Do this: Determine the number of lines where "Nostro" occurs and reply with that number by itself.

☆ ☆ ☆ ☆ ☆

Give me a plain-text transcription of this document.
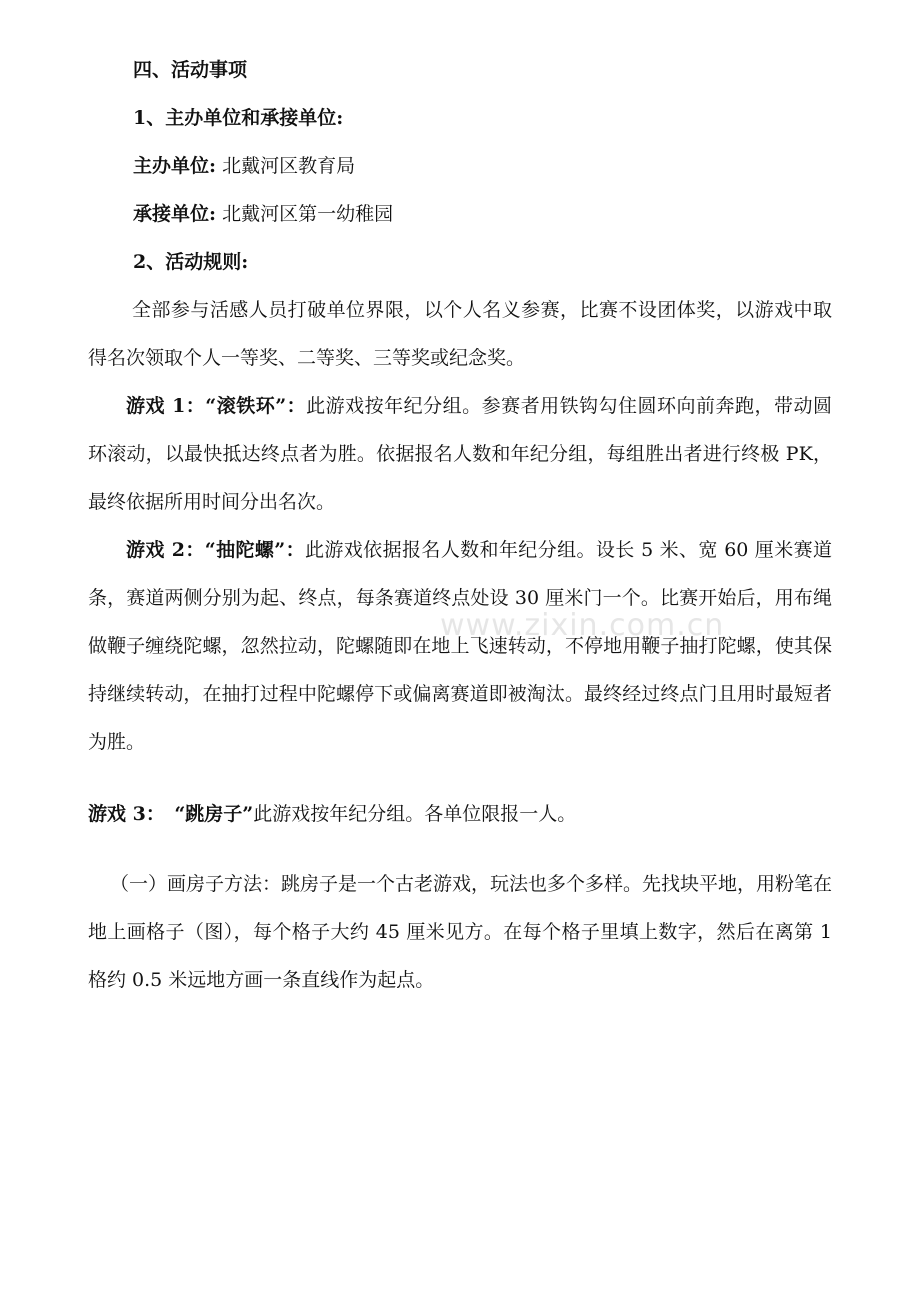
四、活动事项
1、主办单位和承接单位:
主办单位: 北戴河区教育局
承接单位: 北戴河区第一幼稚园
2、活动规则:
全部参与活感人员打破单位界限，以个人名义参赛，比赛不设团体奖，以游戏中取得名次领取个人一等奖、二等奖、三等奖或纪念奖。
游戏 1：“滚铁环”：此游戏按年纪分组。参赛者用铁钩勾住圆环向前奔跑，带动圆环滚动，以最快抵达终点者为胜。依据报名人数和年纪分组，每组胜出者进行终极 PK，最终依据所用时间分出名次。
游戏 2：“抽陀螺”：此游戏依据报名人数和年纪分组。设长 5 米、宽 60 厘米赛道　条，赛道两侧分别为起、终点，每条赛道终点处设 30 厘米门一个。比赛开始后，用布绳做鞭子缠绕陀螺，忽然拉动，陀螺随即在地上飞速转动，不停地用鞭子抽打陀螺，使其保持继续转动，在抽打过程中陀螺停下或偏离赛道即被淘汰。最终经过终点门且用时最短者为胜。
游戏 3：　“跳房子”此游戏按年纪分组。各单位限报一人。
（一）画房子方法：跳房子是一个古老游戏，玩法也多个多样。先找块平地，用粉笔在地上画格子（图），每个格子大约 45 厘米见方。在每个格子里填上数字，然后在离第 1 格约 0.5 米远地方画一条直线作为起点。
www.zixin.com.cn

☆ ☆ ☆ ☆ ☆

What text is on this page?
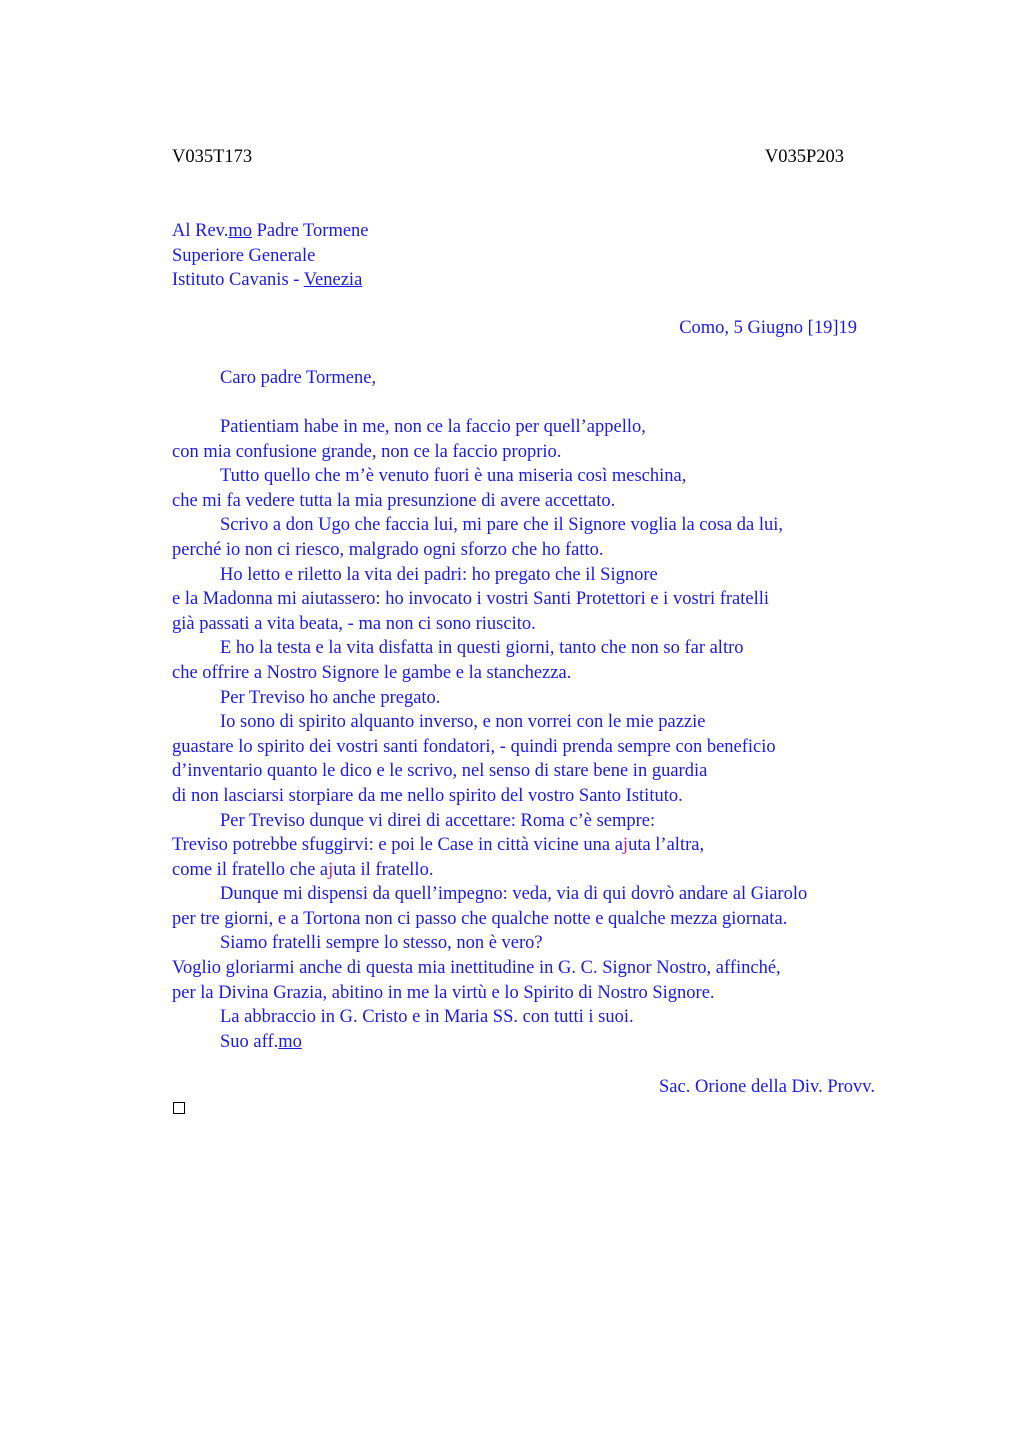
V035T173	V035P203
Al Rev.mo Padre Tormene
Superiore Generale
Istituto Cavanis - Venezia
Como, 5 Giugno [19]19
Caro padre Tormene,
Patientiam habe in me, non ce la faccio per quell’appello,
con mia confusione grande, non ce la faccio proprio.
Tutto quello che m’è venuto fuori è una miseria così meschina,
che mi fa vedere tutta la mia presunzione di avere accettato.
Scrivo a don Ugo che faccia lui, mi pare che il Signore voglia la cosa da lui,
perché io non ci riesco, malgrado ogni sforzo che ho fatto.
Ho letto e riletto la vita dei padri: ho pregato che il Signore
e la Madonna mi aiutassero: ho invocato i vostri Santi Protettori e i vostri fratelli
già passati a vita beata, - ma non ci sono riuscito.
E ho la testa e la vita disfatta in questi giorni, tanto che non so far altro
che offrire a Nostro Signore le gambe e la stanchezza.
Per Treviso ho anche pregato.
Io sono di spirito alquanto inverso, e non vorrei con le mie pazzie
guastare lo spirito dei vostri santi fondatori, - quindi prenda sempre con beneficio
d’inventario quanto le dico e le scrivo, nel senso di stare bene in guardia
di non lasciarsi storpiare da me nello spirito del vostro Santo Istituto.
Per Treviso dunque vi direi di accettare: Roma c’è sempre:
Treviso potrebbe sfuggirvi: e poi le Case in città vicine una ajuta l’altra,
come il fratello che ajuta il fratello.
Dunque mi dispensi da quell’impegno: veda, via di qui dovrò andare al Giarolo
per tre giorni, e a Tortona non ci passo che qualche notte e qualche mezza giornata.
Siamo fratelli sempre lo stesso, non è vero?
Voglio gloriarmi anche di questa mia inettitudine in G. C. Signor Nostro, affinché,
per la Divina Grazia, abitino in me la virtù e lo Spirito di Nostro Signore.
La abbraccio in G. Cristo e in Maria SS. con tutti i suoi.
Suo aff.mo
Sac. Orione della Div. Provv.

☆ ☆ ☆ ☆ ☆

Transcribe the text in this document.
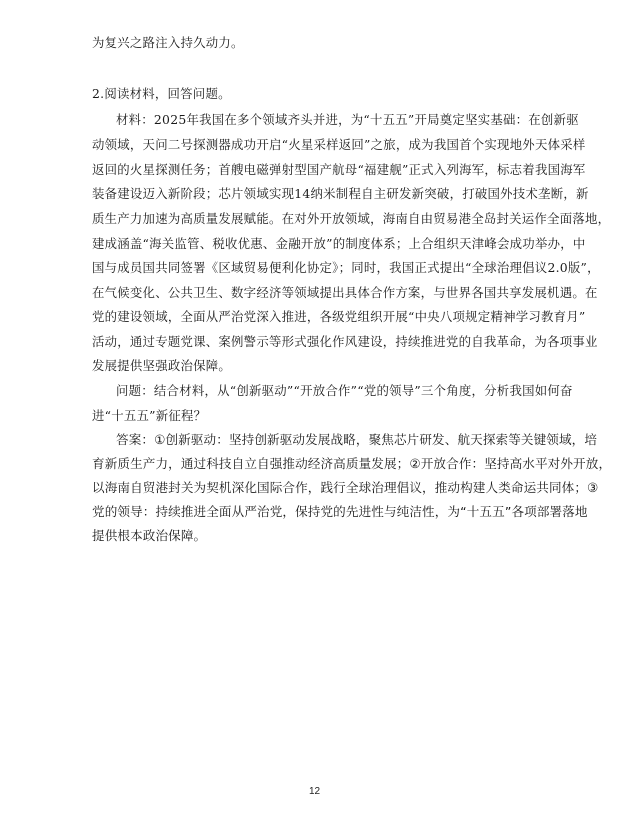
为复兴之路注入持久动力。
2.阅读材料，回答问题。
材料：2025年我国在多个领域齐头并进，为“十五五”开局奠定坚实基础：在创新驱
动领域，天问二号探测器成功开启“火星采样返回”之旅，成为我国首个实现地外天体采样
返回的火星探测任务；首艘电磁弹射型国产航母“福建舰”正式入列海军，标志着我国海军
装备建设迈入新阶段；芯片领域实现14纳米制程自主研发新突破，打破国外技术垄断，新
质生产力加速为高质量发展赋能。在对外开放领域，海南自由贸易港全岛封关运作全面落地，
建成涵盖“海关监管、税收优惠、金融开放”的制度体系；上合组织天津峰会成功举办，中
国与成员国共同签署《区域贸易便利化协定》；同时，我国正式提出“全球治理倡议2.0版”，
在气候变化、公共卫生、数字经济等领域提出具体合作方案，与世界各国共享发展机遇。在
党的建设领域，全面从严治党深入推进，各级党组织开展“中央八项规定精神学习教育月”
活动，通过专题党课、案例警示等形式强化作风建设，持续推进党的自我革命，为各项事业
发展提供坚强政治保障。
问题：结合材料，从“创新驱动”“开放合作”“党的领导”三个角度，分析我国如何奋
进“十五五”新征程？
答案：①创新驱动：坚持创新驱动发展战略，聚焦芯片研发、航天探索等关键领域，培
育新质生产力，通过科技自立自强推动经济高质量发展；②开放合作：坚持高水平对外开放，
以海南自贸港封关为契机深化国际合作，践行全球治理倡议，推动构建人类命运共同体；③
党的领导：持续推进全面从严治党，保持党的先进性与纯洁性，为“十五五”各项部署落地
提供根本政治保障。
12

☆ ☆ ☆ ☆ ☆

Reply to the task: 3